*SOURCE RECORDS*
** Start **
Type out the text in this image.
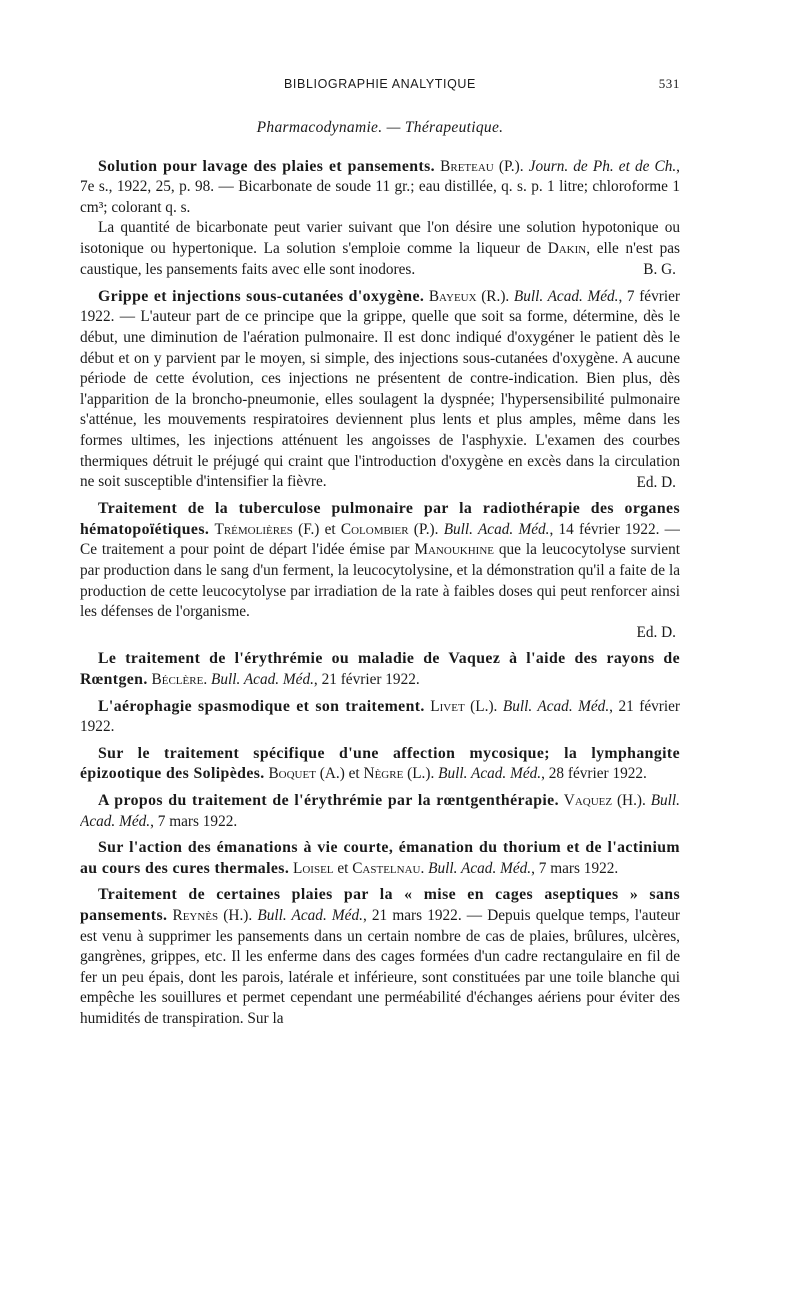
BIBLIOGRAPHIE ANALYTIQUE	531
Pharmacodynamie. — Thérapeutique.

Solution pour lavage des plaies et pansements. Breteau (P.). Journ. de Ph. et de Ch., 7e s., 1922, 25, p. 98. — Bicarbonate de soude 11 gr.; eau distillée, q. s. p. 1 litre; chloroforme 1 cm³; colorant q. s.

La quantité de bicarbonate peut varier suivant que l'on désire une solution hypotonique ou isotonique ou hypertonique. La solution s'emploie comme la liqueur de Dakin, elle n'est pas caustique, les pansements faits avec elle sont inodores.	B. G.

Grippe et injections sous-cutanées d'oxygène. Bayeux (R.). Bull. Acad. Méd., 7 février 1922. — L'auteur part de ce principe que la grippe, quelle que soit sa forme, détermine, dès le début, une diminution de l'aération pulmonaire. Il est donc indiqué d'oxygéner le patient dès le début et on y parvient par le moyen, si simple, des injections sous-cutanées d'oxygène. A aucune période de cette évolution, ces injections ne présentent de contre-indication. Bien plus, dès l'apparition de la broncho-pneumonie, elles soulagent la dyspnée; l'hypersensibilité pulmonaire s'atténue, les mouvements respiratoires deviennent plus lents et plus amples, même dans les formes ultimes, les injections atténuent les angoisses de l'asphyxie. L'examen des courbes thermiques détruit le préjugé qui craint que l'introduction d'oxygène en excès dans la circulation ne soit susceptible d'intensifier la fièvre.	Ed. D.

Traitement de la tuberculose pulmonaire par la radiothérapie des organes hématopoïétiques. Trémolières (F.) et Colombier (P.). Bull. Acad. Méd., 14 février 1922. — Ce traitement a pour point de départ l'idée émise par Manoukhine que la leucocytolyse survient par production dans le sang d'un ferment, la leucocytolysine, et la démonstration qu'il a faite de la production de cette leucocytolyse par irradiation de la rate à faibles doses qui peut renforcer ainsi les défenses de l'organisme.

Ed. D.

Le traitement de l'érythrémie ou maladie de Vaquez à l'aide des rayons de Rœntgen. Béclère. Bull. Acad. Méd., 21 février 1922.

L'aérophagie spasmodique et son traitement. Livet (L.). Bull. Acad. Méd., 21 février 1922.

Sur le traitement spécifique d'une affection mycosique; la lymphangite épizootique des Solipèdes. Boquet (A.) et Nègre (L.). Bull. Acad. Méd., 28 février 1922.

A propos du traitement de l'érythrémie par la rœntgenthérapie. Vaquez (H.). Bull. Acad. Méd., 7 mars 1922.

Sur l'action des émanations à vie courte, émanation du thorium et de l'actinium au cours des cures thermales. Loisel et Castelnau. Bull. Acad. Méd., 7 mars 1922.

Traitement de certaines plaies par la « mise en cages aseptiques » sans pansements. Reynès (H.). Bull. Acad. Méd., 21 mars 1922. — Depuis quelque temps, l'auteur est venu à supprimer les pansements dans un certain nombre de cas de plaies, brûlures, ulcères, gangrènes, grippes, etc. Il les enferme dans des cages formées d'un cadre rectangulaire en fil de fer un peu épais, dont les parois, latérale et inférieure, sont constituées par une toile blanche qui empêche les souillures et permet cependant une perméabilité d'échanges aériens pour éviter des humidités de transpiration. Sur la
** End **
Could you reproduce every record above exactly, leaving out the pictures?

Type out the text in this image.
BIBLIOGRAPHIE ANALYTIQUE	531
Pharmacodynamie. — Thérapeutique.

Solution pour lavage des plaies et pansements. Breteau (P.). Journ. de Ph. et de Ch., 7e s., 1922, 25, p. 98. — Bicarbonate de soude 11 gr.; eau distillée, q. s. p. 1 litre; chloroforme 1 cm³; colorant q. s.

La quantité de bicarbonate peut varier suivant que l'on désire une solution hypotonique ou isotonique ou hypertonique. La solution s'emploie comme la liqueur de Dakin, elle n'est pas caustique, les pansements faits avec elle sont inodores.	B. G.

Grippe et injections sous-cutanées d'oxygène. Bayeux (R.). Bull. Acad. Méd., 7 février 1922. — L'auteur part de ce principe que la grippe, quelle que soit sa forme, détermine, dès le début, une diminution de l'aération pulmonaire. Il est donc indiqué d'oxygéner le patient dès le début et on y parvient par le moyen, si simple, des injections sous-cutanées d'oxygène. A aucune période de cette évolution, ces injections ne présentent de contre-indication. Bien plus, dès l'apparition de la broncho-pneumonie, elles soulagent la dyspnée; l'hypersensibilité pulmonaire s'atténue, les mouvements respiratoires deviennent plus lents et plus amples, même dans les formes ultimes, les injections atténuent les angoisses de l'asphyxie. L'examen des courbes thermiques détruit le préjugé qui craint que l'introduction d'oxygène en excès dans la circulation ne soit susceptible d'intensifier la fièvre.	Ed. D.

Traitement de la tuberculose pulmonaire par la radiothérapie des organes hématopoïétiques. Trémolières (F.) et Colombier (P.). Bull. Acad. Méd., 14 février 1922. — Ce traitement a pour point de départ l'idée émise par Manoukhine que la leucocytolyse survient par production dans le sang d'un ferment, la leucocytolysine, et la démonstration qu'il a faite de la production de cette leucocytolyse par irradiation de la rate à faibles doses qui peut renforcer ainsi les défenses de l'organisme.

Ed. D.

Le traitement de l'érythrémie ou maladie de Vaquez à l'aide des rayons de Rœntgen. Béclère. Bull. Acad. Méd., 21 février 1922.

L'aérophagie spasmodique et son traitement. Livet (L.). Bull. Acad. Méd., 21 février 1922.

Sur le traitement spécifique d'une affection mycosique; la lymphangite épizootique des Solipèdes. Boquet (A.) et Nègre (L.). Bull. Acad. Méd., 28 février 1922.

A propos du traitement de l'érythrémie par la rœntgenthérapie. Vaquez (H.). Bull. Acad. Méd., 7 mars 1922.

Sur l'action des émanations à vie courte, émanation du thorium et de l'actinium au cours des cures thermales. Loisel et Castelnau. Bull. Acad. Méd., 7 mars 1922.

Traitement de certaines plaies par la « mise en cages aseptiques » sans pansements. Reynès (H.). Bull. Acad. Méd., 21 mars 1922. — Depuis quelque temps, l'auteur est venu à supprimer les pansements dans un certain nombre de cas de plaies, brûlures, ulcères, gangrènes, grippes, etc. Il les enferme dans des cages formées d'un cadre rectangulaire en fil de fer un peu épais, dont les parois, latérale et inférieure, sont constituées par une toile blanche qui empêche les souillures et permet cependant une perméabilité d'échanges aériens pour éviter des humidités de transpiration. Sur la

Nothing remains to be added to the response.